◆ TO BE DONE
Work out how many lines hold the string "color". Give that number and nothing more.

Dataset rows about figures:

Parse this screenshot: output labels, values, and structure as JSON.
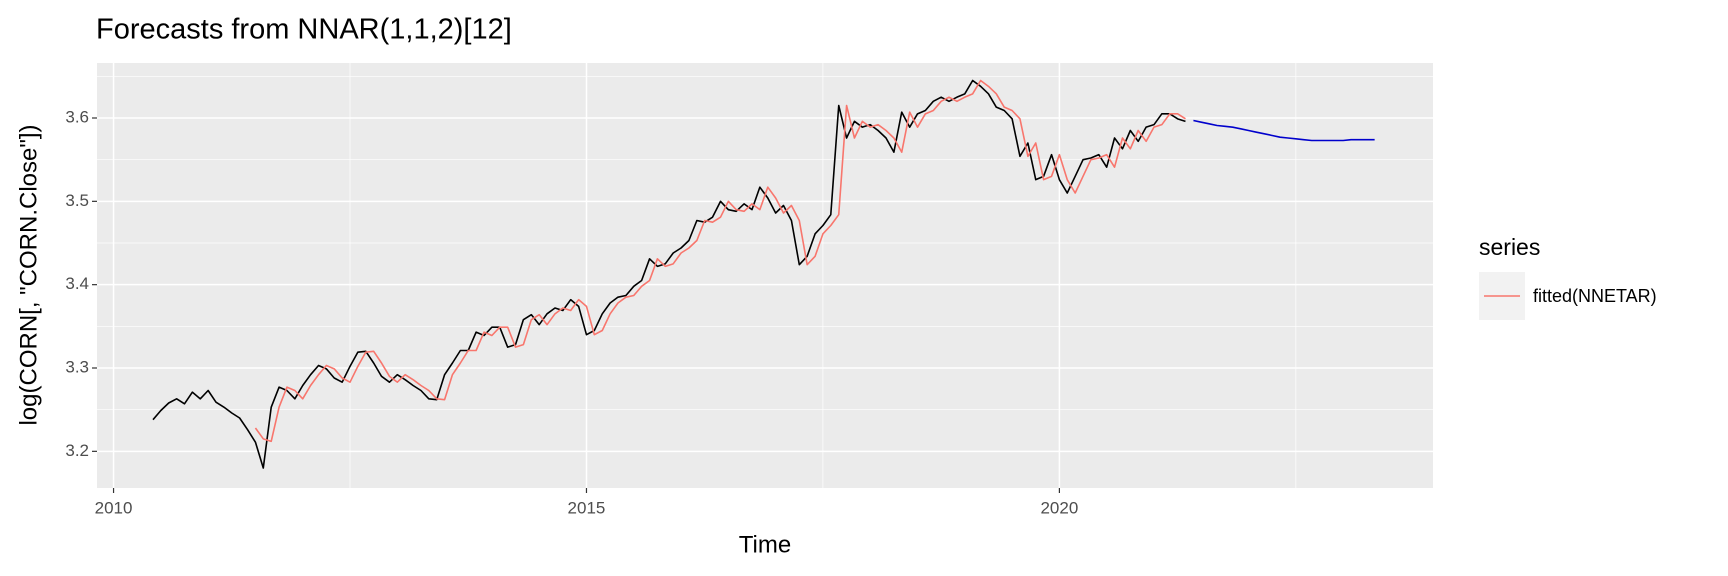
{
  "chart_data": {
    "type": "line",
    "title": "Forecasts from NNAR(1,1,2)[12]",
    "x_label": "Time",
    "y_label": "log(CORN[, \"CORN.Close\"])",
    "legend_title": "series",
    "grid": true,
    "xlim": [
      2009.825,
      2023.95
    ],
    "xticks": [
      2010,
      2015,
      2020
    ],
    "ylim": [
      3.156,
      3.666
    ],
    "yticks": [
      3.2,
      3.3,
      3.4,
      3.5,
      3.6
    ],
    "x": [
      2010.417,
      2010.5,
      2010.583,
      2010.667,
      2010.75,
      2010.833,
      2010.917,
      2011.0,
      2011.083,
      2011.167,
      2011.25,
      2011.333,
      2011.417,
      2011.5,
      2011.583,
      2011.667,
      2011.75,
      2011.833,
      2011.917,
      2012.0,
      2012.083,
      2012.167,
      2012.25,
      2012.333,
      2012.417,
      2012.5,
      2012.583,
      2012.667,
      2012.75,
      2012.833,
      2012.917,
      2013.0,
      2013.083,
      2013.167,
      2013.25,
      2013.333,
      2013.417,
      2013.5,
      2013.583,
      2013.667,
      2013.75,
      2013.833,
      2013.917,
      2014.0,
      2014.083,
      2014.167,
      2014.25,
      2014.333,
      2014.417,
      2014.5,
      2014.583,
      2014.667,
      2014.75,
      2014.833,
      2014.917,
      2015.0,
      2015.083,
      2015.167,
      2015.25,
      2015.333,
      2015.417,
      2015.5,
      2015.583,
      2015.667,
      2015.75,
      2015.833,
      2015.917,
      2016.0,
      2016.083,
      2016.167,
      2016.25,
      2016.333,
      2016.417,
      2016.5,
      2016.583,
      2016.667,
      2016.75,
      2016.833,
      2016.917,
      2017.0,
      2017.083,
      2017.167,
      2017.25,
      2017.333,
      2017.417,
      2017.5,
      2017.583,
      2017.667,
      2017.75,
      2017.833,
      2017.917,
      2018.0,
      2018.083,
      2018.167,
      2018.25,
      2018.333,
      2018.417,
      2018.5,
      2018.583,
      2018.667,
      2018.75,
      2018.833,
      2018.917,
      2019.0,
      2019.083,
      2019.167,
      2019.25,
      2019.333,
      2019.417,
      2019.5,
      2019.583,
      2019.667,
      2019.75,
      2019.833,
      2019.917,
      2020.0,
      2020.083,
      2020.167,
      2020.25,
      2020.333,
      2020.417,
      2020.5,
      2020.583,
      2020.667,
      2020.75,
      2020.833,
      2020.917,
      2021.0,
      2021.083,
      2021.167,
      2021.25,
      2021.333,
      2021.417,
      2021.5,
      2021.583,
      2021.667,
      2021.75,
      2021.833,
      2021.917,
      2022.0,
      2022.083,
      2022.167,
      2022.25,
      2022.333,
      2022.417,
      2022.5,
      2022.583,
      2022.667,
      2022.75,
      2022.833,
      2022.917,
      2023.0,
      2023.083,
      2023.167,
      2023.25,
      2023.333
    ],
    "series": [
      {
        "color": "#000000",
        "values": [
          3.238,
          3.249,
          3.258,
          3.263,
          3.257,
          3.271,
          3.263,
          3.273,
          3.259,
          3.253,
          3.246,
          3.24,
          3.226,
          3.211,
          3.18,
          3.253,
          3.277,
          3.273,
          3.263,
          3.279,
          3.292,
          3.303,
          3.299,
          3.288,
          3.283,
          3.302,
          3.319,
          3.32,
          3.306,
          3.29,
          3.283,
          3.292,
          3.286,
          3.279,
          3.273,
          3.263,
          3.262,
          3.292,
          3.306,
          3.321,
          3.321,
          3.343,
          3.339,
          3.349,
          3.349,
          3.325,
          3.328,
          3.358,
          3.364,
          3.352,
          3.365,
          3.372,
          3.369,
          3.382,
          3.374,
          3.34,
          3.345,
          3.365,
          3.378,
          3.385,
          3.387,
          3.398,
          3.405,
          3.431,
          3.422,
          3.425,
          3.438,
          3.444,
          3.453,
          3.477,
          3.475,
          3.481,
          3.5,
          3.49,
          3.488,
          3.497,
          3.49,
          3.517,
          3.504,
          3.486,
          3.495,
          3.477,
          3.424,
          3.434,
          3.461,
          3.471,
          3.484,
          3.615,
          3.576,
          3.596,
          3.589,
          3.592,
          3.585,
          3.576,
          3.559,
          3.607,
          3.589,
          3.605,
          3.609,
          3.62,
          3.625,
          3.62,
          3.625,
          3.629,
          3.645,
          3.638,
          3.629,
          3.613,
          3.609,
          3.599,
          3.554,
          3.57,
          3.526,
          3.53,
          3.556,
          3.526,
          3.51,
          3.53,
          3.55,
          3.552,
          3.556,
          3.541,
          3.576,
          3.563,
          3.585,
          3.572,
          3.589,
          3.592,
          3.605,
          3.605,
          3.599,
          3.596,
          null,
          null,
          null,
          null,
          null,
          null,
          null,
          null,
          null,
          null,
          null,
          null,
          null,
          null,
          null,
          null,
          null,
          null,
          null,
          null,
          null,
          null,
          null,
          null
        ]
      },
      {
        "name": "fitted(NNETAR)",
        "color": "#f8766d",
        "values": [
          null,
          null,
          null,
          null,
          null,
          null,
          null,
          null,
          null,
          null,
          null,
          null,
          null,
          3.228,
          3.215,
          3.212,
          3.253,
          3.277,
          3.273,
          3.263,
          3.279,
          3.292,
          3.303,
          3.299,
          3.288,
          3.283,
          3.302,
          3.319,
          3.32,
          3.306,
          3.29,
          3.283,
          3.292,
          3.286,
          3.279,
          3.273,
          3.263,
          3.262,
          3.292,
          3.306,
          3.321,
          3.321,
          3.343,
          3.339,
          3.349,
          3.349,
          3.325,
          3.328,
          3.358,
          3.364,
          3.352,
          3.365,
          3.372,
          3.369,
          3.382,
          3.374,
          3.34,
          3.345,
          3.365,
          3.378,
          3.385,
          3.387,
          3.398,
          3.405,
          3.431,
          3.422,
          3.425,
          3.438,
          3.444,
          3.453,
          3.477,
          3.475,
          3.481,
          3.5,
          3.49,
          3.488,
          3.497,
          3.49,
          3.517,
          3.504,
          3.486,
          3.495,
          3.477,
          3.424,
          3.434,
          3.461,
          3.471,
          3.484,
          3.615,
          3.576,
          3.596,
          3.589,
          3.592,
          3.585,
          3.576,
          3.559,
          3.607,
          3.589,
          3.605,
          3.609,
          3.62,
          3.625,
          3.62,
          3.625,
          3.629,
          3.645,
          3.638,
          3.629,
          3.613,
          3.609,
          3.599,
          3.554,
          3.57,
          3.526,
          3.53,
          3.556,
          3.526,
          3.51,
          3.53,
          3.55,
          3.552,
          3.556,
          3.541,
          3.576,
          3.563,
          3.585,
          3.572,
          3.589,
          3.592,
          3.605,
          3.605,
          3.599,
          null,
          null,
          null,
          null,
          null,
          null,
          null,
          null,
          null,
          null,
          null,
          null,
          null,
          null,
          null,
          null,
          null,
          null,
          null,
          null,
          null,
          null,
          null,
          null
        ]
      },
      {
        "color": "#0000cc",
        "values": [
          null,
          null,
          null,
          null,
          null,
          null,
          null,
          null,
          null,
          null,
          null,
          null,
          null,
          null,
          null,
          null,
          null,
          null,
          null,
          null,
          null,
          null,
          null,
          null,
          null,
          null,
          null,
          null,
          null,
          null,
          null,
          null,
          null,
          null,
          null,
          null,
          null,
          null,
          null,
          null,
          null,
          null,
          null,
          null,
          null,
          null,
          null,
          null,
          null,
          null,
          null,
          null,
          null,
          null,
          null,
          null,
          null,
          null,
          null,
          null,
          null,
          null,
          null,
          null,
          null,
          null,
          null,
          null,
          null,
          null,
          null,
          null,
          null,
          null,
          null,
          null,
          null,
          null,
          null,
          null,
          null,
          null,
          null,
          null,
          null,
          null,
          null,
          null,
          null,
          null,
          null,
          null,
          null,
          null,
          null,
          null,
          null,
          null,
          null,
          null,
          null,
          null,
          null,
          null,
          null,
          null,
          null,
          null,
          null,
          null,
          null,
          null,
          null,
          null,
          null,
          null,
          null,
          null,
          null,
          null,
          null,
          null,
          null,
          null,
          null,
          null,
          null,
          null,
          null,
          null,
          null,
          null,
          3.597,
          3.595,
          3.593,
          3.591,
          3.59,
          3.589,
          3.587,
          3.585,
          3.583,
          3.581,
          3.579,
          3.577,
          3.576,
          3.575,
          3.574,
          3.573,
          3.573,
          3.573,
          3.573,
          3.573,
          3.574,
          3.574,
          3.574,
          3.574
        ]
      }
    ]
  }
}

◆ FINAL RESULT
3